■ Exercise ■
Go over the entries below line by line, copying each one that contains the word "letter".

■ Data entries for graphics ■
'''

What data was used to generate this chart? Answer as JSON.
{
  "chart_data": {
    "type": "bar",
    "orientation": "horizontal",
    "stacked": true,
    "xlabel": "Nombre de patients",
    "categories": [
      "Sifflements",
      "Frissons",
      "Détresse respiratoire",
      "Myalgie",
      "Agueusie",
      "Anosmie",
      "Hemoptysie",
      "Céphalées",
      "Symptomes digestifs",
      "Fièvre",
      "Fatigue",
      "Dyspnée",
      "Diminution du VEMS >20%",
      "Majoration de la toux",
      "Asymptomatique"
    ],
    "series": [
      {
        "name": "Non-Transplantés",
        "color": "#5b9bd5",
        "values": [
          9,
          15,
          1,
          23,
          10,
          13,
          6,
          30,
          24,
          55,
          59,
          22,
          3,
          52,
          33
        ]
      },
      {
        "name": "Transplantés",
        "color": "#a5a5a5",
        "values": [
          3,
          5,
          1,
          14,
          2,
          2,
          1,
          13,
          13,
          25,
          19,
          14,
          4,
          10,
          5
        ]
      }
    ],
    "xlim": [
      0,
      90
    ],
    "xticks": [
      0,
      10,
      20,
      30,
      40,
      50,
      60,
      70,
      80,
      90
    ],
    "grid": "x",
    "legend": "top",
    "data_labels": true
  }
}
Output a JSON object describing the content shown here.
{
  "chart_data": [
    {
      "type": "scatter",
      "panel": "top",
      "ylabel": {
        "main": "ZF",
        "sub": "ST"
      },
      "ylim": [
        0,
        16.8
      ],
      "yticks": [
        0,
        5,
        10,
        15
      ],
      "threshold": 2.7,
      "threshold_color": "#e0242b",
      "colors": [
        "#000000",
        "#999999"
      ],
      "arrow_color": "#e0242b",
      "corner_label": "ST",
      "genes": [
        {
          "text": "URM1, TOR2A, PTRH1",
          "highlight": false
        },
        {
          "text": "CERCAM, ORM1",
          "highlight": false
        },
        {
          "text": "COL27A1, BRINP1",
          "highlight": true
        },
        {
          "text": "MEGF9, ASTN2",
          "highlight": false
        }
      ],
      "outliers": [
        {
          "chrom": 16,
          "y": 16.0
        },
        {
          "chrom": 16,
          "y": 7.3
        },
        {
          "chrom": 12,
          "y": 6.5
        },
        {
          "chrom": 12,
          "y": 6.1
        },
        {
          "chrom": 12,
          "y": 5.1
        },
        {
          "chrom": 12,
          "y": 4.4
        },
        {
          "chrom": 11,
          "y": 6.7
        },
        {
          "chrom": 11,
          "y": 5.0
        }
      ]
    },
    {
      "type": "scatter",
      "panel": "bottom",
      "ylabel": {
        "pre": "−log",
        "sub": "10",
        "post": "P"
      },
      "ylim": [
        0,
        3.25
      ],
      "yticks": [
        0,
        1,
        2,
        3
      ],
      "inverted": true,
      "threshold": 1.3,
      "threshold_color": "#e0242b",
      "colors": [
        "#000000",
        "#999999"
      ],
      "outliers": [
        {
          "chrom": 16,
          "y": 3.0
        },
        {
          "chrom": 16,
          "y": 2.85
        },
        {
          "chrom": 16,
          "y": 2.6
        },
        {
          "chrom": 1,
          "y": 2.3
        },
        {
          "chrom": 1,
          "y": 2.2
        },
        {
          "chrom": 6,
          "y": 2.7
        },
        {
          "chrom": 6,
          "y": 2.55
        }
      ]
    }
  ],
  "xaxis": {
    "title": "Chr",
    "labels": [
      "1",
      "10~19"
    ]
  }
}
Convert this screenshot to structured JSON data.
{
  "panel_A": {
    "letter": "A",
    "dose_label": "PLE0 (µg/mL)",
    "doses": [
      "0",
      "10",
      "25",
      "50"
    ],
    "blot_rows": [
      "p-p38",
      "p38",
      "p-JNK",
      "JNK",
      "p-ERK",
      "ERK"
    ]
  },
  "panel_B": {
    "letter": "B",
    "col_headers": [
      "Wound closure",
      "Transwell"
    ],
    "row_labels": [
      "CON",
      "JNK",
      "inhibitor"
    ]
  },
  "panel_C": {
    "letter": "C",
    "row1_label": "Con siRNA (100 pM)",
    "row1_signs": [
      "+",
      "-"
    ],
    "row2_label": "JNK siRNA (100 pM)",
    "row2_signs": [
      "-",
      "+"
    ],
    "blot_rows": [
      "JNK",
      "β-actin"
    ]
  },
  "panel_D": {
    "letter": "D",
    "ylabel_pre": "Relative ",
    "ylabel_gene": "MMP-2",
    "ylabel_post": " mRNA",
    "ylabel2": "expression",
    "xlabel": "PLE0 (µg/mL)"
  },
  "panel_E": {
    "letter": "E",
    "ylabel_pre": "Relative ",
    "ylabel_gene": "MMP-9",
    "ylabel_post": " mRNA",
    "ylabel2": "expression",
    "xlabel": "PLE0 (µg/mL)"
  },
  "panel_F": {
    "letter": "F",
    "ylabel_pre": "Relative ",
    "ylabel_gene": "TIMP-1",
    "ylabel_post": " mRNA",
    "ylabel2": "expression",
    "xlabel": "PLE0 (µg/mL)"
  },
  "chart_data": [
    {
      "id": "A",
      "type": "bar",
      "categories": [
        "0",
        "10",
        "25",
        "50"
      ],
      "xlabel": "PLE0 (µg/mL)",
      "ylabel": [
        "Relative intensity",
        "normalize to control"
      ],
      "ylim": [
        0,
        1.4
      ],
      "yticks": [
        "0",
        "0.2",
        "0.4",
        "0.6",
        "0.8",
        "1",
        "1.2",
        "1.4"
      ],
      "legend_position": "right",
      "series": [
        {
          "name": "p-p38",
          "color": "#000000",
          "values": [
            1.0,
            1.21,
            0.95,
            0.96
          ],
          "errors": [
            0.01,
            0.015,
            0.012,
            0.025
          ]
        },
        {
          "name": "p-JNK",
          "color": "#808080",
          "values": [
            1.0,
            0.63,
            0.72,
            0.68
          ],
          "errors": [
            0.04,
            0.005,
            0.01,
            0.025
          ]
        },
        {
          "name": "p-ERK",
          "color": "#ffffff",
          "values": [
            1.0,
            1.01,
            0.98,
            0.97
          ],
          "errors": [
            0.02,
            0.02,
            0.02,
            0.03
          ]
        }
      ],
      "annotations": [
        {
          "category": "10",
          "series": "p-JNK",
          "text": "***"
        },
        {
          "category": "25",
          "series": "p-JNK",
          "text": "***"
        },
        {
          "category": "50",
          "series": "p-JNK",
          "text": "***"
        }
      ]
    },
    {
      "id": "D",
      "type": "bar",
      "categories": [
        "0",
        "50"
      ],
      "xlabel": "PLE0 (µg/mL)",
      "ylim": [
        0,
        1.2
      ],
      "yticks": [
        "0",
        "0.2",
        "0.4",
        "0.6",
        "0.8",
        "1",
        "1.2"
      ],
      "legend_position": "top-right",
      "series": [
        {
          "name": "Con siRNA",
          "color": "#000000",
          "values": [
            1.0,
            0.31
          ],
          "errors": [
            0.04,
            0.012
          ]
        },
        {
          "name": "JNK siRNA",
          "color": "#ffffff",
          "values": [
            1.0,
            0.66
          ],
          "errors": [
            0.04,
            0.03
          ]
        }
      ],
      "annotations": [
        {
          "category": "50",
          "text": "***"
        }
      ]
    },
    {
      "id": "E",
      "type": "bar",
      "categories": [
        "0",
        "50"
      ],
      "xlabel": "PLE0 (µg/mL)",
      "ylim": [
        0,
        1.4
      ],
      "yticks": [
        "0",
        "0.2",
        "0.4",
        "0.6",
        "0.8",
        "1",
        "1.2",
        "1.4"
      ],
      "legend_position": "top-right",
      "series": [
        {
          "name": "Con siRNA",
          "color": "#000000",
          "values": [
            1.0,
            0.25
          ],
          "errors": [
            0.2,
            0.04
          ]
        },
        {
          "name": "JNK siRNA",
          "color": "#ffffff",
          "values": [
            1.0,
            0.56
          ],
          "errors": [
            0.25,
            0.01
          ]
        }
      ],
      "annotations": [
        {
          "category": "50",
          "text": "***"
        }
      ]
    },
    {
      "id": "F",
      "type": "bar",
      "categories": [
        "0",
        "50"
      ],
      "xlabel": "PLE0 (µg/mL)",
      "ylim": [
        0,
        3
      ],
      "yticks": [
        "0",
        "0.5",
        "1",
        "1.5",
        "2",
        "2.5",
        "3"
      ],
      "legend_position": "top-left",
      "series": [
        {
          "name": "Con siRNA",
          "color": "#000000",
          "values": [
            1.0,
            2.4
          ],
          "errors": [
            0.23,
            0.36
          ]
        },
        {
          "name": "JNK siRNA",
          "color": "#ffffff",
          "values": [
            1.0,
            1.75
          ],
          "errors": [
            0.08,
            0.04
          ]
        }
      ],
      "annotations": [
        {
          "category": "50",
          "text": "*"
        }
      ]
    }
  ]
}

'''

■ Output ■
    "letter": "A",
    "letter": "B",
    "letter": "C",
    "letter": "D",
    "letter": "E",
    "letter": "F",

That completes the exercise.